What to do ▸ Copy, from the entries below, each line in which the string "page" appears.

Provided information ▸
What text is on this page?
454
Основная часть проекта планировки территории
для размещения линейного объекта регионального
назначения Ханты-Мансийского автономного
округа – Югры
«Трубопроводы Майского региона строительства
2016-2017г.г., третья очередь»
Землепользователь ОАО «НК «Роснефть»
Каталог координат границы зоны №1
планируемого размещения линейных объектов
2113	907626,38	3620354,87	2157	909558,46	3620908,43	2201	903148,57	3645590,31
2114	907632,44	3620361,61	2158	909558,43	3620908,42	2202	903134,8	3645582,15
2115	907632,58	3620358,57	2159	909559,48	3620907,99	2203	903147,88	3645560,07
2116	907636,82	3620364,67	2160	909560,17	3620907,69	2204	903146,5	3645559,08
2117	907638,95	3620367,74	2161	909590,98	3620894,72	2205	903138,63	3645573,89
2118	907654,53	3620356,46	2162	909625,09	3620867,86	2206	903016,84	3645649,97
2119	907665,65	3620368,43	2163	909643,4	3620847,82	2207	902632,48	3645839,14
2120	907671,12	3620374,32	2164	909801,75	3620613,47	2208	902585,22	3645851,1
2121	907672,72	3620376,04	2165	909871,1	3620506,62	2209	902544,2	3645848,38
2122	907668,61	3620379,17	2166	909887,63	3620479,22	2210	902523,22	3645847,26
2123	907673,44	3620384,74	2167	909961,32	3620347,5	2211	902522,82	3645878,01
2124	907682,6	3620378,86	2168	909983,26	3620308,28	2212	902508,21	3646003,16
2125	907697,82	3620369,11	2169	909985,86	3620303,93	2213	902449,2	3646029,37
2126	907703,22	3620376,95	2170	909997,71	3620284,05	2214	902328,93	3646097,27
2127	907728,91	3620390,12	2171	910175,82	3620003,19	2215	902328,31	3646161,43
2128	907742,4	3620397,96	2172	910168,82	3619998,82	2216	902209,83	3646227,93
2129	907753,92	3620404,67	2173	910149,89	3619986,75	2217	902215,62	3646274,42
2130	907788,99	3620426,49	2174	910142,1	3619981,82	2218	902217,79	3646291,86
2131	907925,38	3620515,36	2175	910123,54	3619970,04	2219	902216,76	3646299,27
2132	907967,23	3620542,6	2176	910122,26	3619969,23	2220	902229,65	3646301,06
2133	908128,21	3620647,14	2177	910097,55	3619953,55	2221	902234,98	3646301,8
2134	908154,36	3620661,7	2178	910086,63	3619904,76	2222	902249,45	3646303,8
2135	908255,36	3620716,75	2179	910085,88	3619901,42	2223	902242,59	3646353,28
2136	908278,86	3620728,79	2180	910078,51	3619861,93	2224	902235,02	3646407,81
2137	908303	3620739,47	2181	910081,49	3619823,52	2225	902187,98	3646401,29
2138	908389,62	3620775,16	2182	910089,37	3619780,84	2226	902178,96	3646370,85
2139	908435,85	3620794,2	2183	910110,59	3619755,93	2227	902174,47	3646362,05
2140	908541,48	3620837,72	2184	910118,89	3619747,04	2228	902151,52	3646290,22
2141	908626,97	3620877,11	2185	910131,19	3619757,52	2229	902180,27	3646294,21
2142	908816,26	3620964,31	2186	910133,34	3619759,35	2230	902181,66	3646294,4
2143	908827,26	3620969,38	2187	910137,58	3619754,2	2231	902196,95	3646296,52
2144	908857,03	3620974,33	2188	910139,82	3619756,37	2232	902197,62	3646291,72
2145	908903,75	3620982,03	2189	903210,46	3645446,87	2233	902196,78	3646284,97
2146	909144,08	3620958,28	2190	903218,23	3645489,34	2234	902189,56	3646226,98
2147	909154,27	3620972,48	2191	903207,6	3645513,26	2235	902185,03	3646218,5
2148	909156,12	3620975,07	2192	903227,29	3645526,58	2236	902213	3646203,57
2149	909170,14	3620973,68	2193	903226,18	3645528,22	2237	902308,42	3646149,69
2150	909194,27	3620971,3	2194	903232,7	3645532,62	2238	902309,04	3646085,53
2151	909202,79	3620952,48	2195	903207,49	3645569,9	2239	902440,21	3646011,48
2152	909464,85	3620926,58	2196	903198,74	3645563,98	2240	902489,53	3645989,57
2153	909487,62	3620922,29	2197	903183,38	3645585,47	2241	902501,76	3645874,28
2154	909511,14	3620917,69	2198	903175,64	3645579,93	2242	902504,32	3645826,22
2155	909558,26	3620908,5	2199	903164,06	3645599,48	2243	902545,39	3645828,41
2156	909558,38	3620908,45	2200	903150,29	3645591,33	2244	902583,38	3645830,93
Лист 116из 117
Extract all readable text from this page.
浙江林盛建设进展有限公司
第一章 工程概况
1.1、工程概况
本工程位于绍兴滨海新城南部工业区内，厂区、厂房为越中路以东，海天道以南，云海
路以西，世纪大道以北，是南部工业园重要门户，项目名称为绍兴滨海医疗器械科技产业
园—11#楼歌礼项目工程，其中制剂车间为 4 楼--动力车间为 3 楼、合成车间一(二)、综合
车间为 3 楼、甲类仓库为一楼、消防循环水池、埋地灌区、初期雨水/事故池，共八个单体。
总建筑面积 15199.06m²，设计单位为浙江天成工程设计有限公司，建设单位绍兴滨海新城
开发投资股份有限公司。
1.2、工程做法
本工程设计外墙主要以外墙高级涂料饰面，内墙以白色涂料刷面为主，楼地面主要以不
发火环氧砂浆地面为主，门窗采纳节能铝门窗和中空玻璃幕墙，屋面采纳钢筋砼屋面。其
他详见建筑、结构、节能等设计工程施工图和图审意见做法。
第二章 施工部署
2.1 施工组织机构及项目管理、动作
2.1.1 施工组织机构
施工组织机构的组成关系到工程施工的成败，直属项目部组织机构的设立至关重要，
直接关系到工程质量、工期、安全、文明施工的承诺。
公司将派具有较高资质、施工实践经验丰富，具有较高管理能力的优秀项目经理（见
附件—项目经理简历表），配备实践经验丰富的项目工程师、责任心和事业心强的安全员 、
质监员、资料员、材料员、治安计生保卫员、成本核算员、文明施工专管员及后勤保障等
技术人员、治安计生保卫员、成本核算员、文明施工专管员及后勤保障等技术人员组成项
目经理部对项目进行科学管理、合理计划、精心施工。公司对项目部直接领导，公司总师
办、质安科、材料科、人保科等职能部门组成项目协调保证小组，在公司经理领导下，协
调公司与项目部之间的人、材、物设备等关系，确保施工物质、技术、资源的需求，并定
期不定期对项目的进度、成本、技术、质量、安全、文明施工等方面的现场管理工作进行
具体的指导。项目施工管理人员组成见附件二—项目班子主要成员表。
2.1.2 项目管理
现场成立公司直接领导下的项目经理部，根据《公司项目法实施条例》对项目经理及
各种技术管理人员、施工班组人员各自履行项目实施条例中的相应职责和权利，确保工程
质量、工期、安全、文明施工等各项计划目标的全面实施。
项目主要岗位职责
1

Solution to this problem ▸
What text is on this page?
Extract all readable text from this page.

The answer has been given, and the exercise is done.